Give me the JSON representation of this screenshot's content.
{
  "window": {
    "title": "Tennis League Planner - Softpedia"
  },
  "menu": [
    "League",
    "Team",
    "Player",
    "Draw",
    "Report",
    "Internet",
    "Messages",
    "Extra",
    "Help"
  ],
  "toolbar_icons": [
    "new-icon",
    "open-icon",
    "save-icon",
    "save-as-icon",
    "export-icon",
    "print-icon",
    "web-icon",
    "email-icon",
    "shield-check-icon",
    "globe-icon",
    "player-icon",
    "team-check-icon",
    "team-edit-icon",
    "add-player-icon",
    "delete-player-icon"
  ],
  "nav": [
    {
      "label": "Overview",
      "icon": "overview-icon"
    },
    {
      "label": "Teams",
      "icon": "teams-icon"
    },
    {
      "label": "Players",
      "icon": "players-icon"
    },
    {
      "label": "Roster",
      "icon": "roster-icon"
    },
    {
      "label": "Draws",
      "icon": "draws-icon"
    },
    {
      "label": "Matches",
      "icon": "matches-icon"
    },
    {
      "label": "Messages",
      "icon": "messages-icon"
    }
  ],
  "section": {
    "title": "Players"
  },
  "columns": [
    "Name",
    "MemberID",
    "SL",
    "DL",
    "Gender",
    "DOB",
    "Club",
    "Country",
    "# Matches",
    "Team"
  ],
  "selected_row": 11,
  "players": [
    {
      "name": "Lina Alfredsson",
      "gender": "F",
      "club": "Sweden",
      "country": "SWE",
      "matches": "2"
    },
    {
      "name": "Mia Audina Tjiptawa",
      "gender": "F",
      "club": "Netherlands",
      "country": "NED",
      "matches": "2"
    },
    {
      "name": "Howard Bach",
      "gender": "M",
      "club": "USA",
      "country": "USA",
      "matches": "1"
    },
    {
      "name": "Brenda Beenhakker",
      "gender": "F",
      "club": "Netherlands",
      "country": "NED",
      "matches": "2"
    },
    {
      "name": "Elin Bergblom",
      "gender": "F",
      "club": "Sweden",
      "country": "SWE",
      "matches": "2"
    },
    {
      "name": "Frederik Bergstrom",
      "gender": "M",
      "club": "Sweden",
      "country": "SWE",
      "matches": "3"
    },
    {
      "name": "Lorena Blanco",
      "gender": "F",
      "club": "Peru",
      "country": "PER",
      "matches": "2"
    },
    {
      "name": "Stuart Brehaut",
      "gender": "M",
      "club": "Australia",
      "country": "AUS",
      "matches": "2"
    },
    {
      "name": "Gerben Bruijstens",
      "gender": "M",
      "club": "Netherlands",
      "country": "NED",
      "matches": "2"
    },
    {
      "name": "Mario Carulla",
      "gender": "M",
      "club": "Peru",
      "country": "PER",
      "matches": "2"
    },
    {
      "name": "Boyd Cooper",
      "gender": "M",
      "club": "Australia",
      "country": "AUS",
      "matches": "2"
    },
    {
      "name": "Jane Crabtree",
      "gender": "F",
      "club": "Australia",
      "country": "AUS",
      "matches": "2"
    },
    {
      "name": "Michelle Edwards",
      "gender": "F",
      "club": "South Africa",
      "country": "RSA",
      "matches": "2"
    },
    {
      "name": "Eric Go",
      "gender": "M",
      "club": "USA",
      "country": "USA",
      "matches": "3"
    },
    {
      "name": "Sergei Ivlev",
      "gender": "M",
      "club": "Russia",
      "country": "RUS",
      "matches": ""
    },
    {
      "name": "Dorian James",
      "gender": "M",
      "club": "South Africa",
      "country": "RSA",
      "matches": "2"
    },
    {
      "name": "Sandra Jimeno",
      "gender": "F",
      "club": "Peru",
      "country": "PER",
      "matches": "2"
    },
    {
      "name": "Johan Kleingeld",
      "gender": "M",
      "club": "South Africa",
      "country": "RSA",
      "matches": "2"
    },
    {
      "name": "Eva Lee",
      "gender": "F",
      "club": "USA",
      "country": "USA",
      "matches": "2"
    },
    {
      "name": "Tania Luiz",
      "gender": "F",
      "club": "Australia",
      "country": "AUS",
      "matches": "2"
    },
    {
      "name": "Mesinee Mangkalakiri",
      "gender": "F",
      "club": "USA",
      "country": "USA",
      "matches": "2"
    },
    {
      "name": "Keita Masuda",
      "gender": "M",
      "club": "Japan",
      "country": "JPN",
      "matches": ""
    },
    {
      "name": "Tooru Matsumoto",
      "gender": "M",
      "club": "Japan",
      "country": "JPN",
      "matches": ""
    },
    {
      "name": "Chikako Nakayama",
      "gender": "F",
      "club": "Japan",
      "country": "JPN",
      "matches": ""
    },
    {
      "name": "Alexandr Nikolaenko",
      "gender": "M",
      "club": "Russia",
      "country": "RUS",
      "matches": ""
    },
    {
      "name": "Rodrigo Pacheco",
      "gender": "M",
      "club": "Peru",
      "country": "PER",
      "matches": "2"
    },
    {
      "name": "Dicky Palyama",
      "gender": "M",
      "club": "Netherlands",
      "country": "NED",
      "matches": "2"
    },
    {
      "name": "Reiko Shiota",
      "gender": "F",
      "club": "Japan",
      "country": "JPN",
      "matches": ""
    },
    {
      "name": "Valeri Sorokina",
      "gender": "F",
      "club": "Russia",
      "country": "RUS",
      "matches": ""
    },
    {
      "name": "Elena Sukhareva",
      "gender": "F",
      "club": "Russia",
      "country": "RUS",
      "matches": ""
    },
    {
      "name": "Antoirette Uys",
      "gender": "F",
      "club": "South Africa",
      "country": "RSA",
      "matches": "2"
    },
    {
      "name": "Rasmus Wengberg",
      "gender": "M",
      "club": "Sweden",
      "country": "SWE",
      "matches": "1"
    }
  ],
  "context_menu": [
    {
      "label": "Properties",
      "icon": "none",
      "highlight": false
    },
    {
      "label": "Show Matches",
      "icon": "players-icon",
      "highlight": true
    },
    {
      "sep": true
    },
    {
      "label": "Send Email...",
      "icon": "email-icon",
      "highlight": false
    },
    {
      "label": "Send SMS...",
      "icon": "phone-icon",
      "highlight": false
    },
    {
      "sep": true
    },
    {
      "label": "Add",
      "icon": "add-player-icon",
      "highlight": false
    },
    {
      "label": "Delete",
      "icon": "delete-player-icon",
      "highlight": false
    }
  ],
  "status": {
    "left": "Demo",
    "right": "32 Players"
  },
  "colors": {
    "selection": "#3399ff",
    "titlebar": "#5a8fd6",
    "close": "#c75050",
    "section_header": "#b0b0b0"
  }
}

———

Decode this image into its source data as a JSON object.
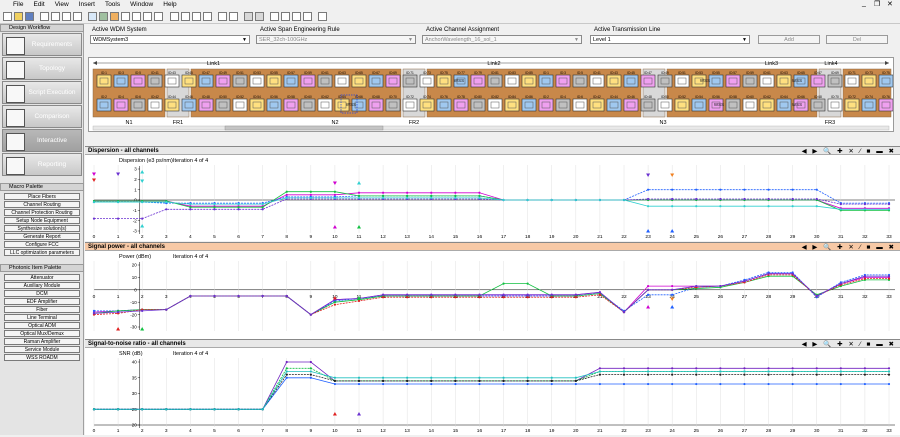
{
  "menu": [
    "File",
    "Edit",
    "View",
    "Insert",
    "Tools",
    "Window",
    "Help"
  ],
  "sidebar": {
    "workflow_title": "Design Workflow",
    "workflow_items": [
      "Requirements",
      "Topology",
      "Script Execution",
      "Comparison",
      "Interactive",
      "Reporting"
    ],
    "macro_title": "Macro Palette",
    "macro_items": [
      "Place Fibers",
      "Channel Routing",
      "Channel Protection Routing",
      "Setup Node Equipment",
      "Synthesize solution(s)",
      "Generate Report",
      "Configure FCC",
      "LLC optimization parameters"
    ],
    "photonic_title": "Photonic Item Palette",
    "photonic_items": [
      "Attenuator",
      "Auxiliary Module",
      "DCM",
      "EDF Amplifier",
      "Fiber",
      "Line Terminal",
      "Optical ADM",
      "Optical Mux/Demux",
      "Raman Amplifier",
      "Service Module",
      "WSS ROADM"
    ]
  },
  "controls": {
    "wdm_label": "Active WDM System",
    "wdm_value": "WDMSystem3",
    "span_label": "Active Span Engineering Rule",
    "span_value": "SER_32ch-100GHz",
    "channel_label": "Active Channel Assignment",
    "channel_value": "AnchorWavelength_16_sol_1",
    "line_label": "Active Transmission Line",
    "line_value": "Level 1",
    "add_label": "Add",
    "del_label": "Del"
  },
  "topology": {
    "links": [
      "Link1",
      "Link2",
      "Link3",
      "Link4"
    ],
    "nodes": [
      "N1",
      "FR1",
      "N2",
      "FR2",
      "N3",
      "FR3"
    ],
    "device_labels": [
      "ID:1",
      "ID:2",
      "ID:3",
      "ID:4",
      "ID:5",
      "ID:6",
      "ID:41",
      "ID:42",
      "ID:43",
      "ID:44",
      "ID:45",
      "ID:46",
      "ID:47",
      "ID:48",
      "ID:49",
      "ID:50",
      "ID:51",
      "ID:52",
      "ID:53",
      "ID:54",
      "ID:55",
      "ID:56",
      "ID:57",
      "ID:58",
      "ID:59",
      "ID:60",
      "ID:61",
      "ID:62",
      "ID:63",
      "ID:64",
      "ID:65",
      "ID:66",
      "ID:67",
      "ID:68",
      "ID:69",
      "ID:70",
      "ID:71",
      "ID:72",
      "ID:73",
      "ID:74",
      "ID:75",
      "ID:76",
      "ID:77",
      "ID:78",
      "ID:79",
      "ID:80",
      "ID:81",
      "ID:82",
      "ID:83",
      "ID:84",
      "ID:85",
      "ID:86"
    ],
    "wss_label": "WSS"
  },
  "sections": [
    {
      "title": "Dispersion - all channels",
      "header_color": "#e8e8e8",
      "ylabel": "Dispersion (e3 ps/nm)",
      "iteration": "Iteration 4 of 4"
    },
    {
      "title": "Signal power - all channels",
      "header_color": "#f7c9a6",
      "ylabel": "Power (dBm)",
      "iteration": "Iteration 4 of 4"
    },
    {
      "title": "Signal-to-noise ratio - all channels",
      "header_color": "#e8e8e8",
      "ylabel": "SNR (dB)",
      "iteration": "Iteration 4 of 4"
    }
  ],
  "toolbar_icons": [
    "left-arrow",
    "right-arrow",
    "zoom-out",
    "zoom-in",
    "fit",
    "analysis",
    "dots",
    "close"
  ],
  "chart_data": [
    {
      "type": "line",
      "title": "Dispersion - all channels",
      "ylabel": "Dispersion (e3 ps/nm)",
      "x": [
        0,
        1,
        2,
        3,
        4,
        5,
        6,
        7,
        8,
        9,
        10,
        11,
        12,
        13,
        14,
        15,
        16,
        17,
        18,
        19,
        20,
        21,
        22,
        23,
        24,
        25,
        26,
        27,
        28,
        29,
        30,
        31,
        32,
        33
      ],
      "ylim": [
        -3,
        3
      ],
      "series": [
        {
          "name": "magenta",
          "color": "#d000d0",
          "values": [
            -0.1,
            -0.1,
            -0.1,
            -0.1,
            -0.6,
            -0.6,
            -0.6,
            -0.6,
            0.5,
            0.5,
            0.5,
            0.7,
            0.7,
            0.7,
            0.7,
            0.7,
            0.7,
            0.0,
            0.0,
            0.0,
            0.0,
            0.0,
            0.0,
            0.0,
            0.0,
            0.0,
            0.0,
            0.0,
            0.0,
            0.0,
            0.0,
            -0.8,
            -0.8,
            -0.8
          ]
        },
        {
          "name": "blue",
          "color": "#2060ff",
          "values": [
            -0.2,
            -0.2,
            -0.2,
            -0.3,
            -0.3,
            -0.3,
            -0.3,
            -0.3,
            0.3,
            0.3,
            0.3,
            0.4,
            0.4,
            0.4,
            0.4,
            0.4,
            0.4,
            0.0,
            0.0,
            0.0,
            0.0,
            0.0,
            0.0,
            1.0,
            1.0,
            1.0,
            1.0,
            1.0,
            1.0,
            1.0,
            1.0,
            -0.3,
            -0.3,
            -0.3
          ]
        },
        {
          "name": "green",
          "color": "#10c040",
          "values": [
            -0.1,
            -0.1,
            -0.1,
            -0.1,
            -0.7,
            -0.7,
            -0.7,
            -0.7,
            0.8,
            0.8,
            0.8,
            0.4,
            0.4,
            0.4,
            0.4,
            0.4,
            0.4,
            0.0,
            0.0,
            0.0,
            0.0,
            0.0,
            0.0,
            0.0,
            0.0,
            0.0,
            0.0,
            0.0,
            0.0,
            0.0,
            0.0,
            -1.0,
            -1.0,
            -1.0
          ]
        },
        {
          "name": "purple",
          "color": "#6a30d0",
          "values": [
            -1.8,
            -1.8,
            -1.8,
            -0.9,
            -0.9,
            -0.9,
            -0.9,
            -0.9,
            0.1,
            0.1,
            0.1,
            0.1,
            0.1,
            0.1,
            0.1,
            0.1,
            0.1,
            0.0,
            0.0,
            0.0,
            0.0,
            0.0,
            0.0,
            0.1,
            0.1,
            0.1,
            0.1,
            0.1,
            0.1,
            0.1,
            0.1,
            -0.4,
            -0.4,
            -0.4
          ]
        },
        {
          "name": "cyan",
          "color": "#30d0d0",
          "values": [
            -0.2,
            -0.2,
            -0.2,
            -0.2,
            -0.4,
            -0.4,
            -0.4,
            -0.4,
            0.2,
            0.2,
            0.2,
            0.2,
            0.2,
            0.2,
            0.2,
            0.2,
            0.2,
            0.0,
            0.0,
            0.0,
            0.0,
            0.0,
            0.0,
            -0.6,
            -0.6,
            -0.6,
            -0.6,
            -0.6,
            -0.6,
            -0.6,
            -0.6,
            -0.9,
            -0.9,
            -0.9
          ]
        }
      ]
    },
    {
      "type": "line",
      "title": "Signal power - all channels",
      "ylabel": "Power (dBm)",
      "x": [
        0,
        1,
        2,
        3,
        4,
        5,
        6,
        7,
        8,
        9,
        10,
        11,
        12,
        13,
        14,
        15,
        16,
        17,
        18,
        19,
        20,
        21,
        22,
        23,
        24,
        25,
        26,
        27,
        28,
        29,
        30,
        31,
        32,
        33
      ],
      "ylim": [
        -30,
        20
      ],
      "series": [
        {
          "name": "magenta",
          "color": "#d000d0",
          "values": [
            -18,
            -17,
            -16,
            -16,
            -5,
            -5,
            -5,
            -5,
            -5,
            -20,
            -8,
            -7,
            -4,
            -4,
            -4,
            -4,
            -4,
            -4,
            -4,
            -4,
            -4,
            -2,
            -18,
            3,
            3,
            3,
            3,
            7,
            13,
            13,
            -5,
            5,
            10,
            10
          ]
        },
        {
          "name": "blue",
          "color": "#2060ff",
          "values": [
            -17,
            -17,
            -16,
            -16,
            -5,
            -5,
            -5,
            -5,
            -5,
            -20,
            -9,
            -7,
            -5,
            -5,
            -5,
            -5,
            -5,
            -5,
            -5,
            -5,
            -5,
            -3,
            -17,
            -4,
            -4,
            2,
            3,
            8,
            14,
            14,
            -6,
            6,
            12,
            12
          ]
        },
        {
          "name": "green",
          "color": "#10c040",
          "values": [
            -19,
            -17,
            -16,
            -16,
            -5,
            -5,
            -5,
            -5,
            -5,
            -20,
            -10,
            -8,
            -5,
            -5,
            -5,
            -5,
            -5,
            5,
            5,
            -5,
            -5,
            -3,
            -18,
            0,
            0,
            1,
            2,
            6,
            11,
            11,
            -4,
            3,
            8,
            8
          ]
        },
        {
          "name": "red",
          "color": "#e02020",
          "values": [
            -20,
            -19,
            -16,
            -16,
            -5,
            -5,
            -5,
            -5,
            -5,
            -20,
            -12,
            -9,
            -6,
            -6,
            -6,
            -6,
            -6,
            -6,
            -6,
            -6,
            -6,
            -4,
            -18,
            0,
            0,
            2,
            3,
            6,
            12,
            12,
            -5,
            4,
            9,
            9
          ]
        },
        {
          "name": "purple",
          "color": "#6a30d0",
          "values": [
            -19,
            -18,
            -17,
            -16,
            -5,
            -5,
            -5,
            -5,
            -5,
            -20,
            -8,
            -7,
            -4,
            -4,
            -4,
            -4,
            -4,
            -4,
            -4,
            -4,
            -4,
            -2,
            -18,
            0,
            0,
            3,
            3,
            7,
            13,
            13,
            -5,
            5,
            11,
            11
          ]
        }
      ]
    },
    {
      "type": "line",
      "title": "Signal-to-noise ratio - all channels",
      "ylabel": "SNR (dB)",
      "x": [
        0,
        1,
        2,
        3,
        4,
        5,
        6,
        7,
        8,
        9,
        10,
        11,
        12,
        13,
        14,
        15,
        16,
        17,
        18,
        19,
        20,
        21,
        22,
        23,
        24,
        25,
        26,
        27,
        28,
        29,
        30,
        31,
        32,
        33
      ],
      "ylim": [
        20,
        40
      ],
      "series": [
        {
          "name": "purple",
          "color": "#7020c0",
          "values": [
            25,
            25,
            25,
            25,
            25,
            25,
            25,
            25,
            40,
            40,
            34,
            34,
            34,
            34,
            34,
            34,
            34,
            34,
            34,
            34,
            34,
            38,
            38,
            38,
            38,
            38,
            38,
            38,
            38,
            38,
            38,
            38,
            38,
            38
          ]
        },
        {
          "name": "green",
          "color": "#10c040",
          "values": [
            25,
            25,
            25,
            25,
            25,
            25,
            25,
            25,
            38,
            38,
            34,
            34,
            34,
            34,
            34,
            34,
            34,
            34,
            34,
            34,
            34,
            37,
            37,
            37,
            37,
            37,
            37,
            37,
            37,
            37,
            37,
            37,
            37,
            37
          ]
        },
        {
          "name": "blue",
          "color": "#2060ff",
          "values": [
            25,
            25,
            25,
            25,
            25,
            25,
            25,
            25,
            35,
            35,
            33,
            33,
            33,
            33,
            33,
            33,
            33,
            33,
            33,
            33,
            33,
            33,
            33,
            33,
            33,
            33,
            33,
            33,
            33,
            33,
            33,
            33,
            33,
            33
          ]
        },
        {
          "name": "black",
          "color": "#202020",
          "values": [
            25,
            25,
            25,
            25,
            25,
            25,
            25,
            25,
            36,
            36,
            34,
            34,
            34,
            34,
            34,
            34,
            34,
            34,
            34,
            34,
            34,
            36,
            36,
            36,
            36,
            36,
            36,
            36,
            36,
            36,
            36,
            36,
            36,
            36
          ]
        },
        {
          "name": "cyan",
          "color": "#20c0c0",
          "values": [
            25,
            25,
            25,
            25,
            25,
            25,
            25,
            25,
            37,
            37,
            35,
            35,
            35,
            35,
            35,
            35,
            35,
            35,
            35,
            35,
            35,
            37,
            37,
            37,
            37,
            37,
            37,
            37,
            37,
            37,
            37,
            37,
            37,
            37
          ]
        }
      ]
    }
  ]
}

———

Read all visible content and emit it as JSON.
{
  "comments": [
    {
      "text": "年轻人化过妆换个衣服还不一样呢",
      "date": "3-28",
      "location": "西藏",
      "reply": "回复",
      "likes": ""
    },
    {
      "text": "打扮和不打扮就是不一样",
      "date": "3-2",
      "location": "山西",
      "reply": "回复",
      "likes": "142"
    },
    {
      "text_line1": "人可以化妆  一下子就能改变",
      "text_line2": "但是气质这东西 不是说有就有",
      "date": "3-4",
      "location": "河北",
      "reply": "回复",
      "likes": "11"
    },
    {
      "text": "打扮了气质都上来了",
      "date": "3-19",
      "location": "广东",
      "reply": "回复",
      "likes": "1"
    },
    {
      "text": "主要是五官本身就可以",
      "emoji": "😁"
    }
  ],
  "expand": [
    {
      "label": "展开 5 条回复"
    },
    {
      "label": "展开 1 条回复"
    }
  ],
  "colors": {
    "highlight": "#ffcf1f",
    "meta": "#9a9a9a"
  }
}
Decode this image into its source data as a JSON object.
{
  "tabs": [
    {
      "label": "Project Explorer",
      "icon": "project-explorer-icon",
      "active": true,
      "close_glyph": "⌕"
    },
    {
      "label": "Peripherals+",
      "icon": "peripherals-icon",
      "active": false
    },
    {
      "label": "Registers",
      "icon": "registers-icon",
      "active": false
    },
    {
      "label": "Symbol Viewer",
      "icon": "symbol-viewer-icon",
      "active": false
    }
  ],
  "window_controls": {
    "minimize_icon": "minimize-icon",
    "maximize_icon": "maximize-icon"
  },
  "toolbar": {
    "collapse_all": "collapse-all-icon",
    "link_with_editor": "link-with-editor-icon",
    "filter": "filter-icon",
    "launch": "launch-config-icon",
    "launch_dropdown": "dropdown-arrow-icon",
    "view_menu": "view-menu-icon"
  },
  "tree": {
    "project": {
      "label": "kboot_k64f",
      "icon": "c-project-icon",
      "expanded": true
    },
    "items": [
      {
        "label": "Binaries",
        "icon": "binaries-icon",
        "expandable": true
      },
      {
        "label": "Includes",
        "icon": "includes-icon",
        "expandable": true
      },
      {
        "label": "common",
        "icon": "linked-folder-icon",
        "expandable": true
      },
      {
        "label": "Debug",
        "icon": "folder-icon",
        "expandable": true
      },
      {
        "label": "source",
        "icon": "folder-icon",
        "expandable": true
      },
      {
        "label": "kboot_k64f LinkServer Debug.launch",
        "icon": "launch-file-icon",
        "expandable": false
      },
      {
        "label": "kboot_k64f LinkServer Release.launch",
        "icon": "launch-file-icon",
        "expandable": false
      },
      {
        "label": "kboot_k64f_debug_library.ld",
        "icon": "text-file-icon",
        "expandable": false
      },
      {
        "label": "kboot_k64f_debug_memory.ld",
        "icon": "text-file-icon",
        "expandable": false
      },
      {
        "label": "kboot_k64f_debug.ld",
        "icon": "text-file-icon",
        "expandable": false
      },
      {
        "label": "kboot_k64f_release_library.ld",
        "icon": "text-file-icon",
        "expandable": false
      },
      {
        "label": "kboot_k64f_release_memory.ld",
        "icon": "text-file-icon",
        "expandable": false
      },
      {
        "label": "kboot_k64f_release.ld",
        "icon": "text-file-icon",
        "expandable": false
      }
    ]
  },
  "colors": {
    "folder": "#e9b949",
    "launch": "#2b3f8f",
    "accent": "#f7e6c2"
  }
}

———

Pull out and copy each line containing the string "location".

* ANSWER TO THIS EXERCISE *
      "location": "西藏",
      "location": "山西",
      "location": "河北",
      "location": "广东",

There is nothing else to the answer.